= Exercise task =
Show, in full, each line of the data that contains "said".

= Entries =
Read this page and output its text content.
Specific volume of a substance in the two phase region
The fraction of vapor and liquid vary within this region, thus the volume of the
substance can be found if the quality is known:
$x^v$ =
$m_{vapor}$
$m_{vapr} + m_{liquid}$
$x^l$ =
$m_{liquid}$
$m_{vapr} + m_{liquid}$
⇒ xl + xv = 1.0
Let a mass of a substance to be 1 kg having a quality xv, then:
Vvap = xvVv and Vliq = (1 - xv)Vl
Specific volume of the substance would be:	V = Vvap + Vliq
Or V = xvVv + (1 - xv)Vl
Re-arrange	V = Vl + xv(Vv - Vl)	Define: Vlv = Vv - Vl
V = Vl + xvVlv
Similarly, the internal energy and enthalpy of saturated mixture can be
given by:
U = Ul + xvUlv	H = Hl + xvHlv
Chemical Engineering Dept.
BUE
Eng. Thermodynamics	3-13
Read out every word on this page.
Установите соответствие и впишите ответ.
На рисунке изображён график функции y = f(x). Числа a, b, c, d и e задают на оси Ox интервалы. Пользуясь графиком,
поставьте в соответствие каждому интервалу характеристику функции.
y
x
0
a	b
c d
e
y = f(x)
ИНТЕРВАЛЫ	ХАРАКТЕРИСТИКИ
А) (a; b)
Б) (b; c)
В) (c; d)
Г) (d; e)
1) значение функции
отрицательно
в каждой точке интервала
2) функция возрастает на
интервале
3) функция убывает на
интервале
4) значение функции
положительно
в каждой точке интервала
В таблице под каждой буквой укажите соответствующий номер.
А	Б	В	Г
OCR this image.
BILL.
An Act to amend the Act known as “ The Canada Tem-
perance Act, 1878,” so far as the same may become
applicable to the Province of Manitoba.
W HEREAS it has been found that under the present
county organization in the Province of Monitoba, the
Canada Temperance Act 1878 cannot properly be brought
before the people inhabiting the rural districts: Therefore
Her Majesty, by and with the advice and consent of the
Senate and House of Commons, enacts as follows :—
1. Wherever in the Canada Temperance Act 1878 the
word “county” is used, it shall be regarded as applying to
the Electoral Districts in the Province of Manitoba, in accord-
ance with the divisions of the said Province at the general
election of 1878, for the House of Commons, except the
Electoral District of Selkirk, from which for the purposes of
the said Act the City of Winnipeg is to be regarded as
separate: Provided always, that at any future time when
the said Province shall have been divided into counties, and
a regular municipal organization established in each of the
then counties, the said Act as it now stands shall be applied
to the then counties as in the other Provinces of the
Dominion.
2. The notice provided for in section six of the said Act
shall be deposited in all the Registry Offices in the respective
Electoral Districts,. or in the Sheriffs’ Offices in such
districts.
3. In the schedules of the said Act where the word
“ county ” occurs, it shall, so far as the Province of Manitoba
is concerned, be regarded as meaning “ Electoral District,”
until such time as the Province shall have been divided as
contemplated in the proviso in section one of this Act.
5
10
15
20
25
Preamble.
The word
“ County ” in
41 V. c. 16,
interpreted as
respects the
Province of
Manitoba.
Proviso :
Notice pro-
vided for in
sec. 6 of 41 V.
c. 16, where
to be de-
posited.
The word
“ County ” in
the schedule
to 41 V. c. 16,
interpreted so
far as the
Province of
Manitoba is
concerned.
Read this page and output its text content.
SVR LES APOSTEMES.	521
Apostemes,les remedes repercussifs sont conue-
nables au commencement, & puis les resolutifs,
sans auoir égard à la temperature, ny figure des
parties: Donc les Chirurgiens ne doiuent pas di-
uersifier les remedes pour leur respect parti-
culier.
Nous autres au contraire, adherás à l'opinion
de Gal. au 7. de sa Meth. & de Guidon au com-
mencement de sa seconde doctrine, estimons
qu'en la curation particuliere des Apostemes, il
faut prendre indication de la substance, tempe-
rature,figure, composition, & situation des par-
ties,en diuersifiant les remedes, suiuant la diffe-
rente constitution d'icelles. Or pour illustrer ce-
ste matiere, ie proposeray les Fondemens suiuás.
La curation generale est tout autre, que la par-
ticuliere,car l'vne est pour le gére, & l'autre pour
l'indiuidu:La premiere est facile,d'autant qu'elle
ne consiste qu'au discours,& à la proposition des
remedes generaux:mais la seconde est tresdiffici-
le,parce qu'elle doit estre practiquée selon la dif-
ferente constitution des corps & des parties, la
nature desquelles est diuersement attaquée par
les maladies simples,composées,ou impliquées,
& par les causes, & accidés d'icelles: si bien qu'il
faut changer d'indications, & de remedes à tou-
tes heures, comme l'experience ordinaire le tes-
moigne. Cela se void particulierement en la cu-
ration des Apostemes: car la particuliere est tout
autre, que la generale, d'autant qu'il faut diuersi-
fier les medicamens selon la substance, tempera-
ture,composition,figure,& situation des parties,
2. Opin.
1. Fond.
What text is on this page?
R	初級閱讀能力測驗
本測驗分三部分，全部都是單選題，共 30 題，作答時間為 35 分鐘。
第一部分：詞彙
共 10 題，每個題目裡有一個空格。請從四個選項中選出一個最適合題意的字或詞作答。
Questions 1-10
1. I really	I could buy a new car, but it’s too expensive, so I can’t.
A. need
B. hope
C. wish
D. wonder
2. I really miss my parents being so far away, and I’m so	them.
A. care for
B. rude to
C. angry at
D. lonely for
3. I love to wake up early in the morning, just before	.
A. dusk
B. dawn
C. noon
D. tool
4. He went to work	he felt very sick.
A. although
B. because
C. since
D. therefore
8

= Answer =
ance with the divisions of the said Province at the general
the said Act the City of Winnipeg is to be regarded as
the said Province shall have been divided into counties, and
then counties, the said Act as it now stands shall be applied
2. The notice provided for in section six of the said Act
3. In the schedules of the said Act where the word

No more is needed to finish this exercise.